GIVEN EXERCISE = Pull every line containing "conceptions" from the entries.

INFORMATION PROVIDED =
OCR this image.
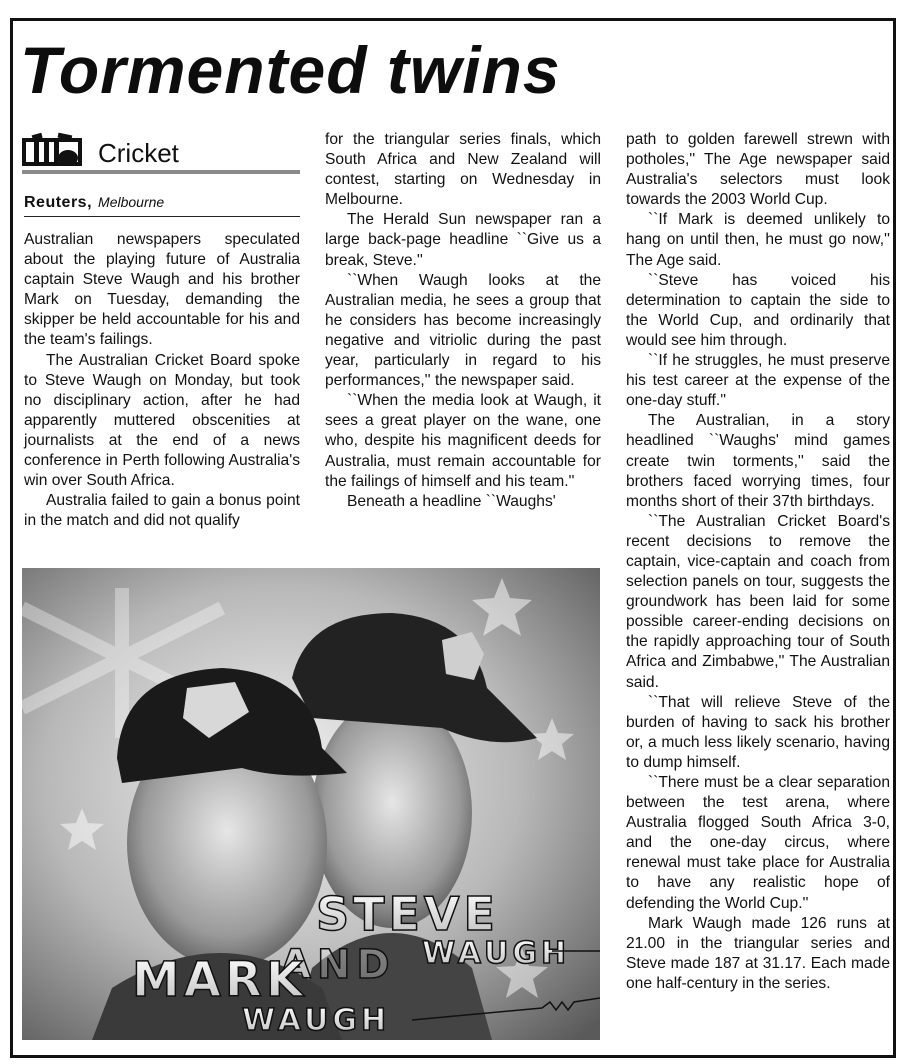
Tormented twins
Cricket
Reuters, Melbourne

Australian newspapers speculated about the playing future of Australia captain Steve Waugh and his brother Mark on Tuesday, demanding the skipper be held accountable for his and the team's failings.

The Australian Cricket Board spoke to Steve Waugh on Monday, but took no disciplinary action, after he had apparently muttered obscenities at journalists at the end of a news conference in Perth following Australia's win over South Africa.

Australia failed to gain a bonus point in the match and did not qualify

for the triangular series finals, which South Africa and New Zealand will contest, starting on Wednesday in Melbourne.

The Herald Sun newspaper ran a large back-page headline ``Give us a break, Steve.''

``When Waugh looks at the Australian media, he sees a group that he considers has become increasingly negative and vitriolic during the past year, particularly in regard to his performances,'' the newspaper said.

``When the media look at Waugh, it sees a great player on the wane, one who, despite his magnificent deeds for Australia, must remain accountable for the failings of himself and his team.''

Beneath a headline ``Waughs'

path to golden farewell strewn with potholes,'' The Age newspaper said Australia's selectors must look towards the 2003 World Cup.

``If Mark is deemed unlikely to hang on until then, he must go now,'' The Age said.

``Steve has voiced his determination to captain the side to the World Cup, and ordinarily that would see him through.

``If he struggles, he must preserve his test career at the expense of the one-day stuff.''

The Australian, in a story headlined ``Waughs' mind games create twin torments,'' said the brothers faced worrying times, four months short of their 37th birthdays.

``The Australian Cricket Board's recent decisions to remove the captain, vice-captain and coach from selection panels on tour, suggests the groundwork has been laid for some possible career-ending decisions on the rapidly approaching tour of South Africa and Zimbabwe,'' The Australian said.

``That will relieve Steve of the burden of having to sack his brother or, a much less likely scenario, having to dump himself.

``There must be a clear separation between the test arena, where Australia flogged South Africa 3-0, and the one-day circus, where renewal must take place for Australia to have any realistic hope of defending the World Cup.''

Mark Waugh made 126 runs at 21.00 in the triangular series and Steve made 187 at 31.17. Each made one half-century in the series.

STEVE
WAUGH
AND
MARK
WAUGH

...

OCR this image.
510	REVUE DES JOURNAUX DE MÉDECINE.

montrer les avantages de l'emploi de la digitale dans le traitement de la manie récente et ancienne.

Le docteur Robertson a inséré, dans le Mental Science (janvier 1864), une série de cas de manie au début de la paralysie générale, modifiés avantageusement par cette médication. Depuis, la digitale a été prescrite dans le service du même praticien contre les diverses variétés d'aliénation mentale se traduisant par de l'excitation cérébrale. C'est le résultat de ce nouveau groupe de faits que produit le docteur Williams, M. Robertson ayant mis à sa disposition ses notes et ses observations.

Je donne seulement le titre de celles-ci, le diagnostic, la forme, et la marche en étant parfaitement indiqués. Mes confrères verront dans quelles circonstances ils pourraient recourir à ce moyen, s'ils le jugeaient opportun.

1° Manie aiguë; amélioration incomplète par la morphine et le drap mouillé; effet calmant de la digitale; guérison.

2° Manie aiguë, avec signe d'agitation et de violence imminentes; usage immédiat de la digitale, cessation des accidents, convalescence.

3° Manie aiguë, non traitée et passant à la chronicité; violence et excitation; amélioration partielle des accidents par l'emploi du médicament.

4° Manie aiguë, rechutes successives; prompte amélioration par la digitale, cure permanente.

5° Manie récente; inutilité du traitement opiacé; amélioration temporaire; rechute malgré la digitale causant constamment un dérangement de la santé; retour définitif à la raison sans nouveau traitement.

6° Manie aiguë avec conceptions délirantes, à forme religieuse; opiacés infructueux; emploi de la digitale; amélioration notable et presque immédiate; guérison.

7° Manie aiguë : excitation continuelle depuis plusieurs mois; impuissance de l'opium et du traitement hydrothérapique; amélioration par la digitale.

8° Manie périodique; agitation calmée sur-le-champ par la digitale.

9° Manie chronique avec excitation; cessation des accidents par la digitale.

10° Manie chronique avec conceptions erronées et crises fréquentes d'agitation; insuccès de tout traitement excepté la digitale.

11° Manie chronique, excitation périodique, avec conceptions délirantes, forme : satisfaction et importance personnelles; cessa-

* * *

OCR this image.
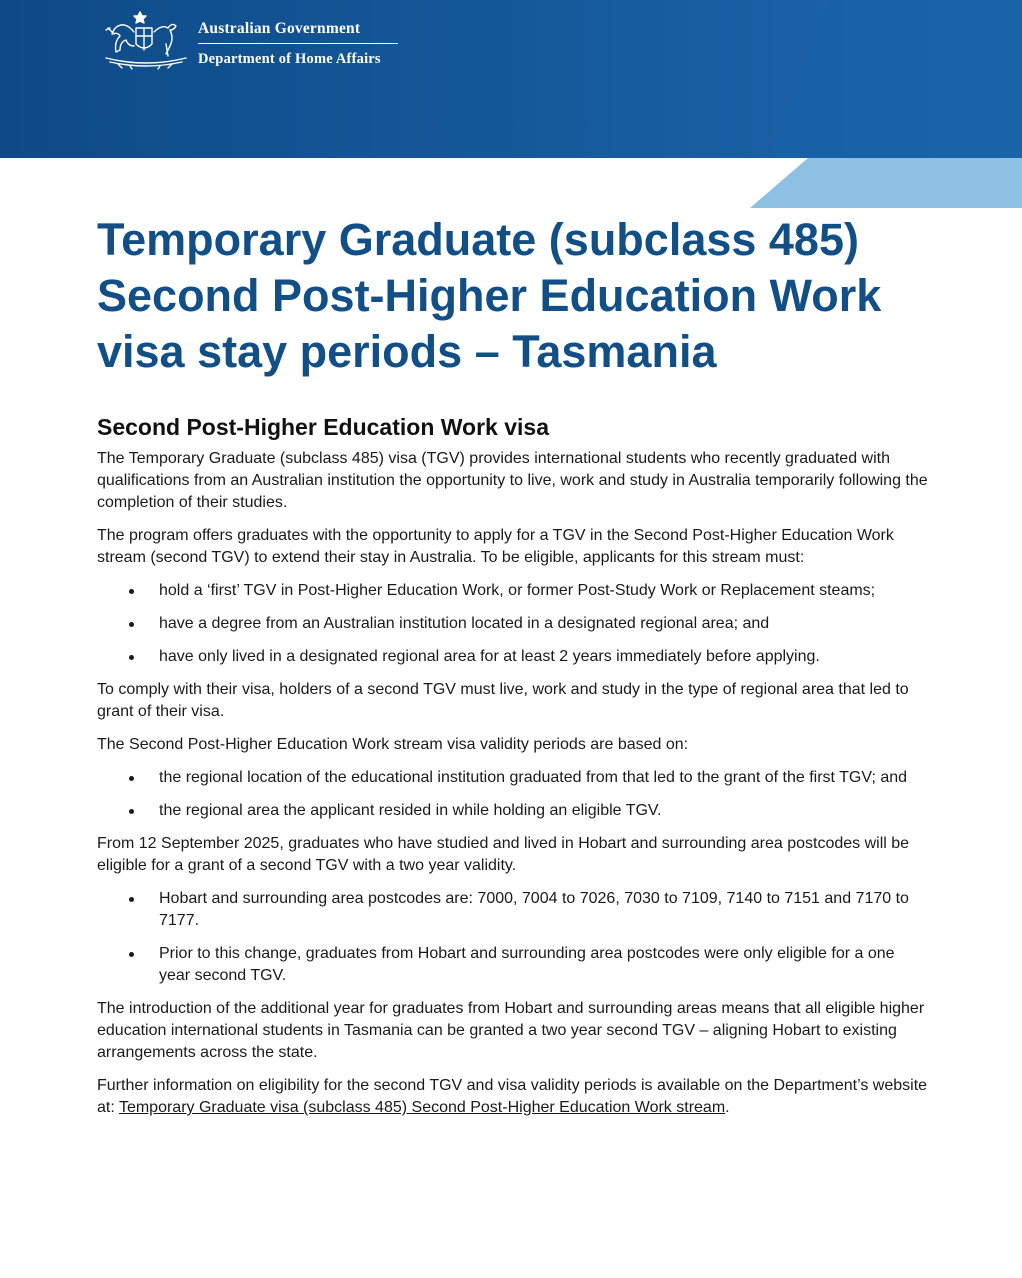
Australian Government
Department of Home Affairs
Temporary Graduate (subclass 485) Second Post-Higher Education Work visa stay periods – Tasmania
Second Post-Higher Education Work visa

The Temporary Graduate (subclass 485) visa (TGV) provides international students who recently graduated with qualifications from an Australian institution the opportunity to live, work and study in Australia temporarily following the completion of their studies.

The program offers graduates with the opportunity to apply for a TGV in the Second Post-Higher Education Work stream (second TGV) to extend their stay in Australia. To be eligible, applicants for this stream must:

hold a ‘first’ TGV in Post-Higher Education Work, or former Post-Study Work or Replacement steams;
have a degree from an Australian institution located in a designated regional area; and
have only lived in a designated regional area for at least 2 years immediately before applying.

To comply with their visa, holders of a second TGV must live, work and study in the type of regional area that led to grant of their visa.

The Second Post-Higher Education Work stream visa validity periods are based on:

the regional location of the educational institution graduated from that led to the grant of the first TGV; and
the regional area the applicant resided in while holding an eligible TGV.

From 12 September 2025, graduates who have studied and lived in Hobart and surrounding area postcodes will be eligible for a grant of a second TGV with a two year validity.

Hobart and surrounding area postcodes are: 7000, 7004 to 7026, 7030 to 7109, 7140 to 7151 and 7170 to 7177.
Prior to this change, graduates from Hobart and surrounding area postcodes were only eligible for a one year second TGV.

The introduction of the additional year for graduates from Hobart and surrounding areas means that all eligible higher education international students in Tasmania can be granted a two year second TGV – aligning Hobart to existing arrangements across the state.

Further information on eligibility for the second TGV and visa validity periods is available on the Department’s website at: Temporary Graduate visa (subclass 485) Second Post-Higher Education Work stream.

ANSWER TO THIS EXERCISE =
6° Manie aiguë avec conceptions délirantes, à forme religieuse; opiacés infructueux; emploi de la digitale; amélioration notable et presque immédiate; guérison.
10° Manie chronique avec conceptions erronées et crises fréquentes d'agitation; insuccès de tout traitement excepté la digitale.
11° Manie chronique, excitation périodique, avec conceptions délirantes, forme : satisfaction et importance personnelles; cessa-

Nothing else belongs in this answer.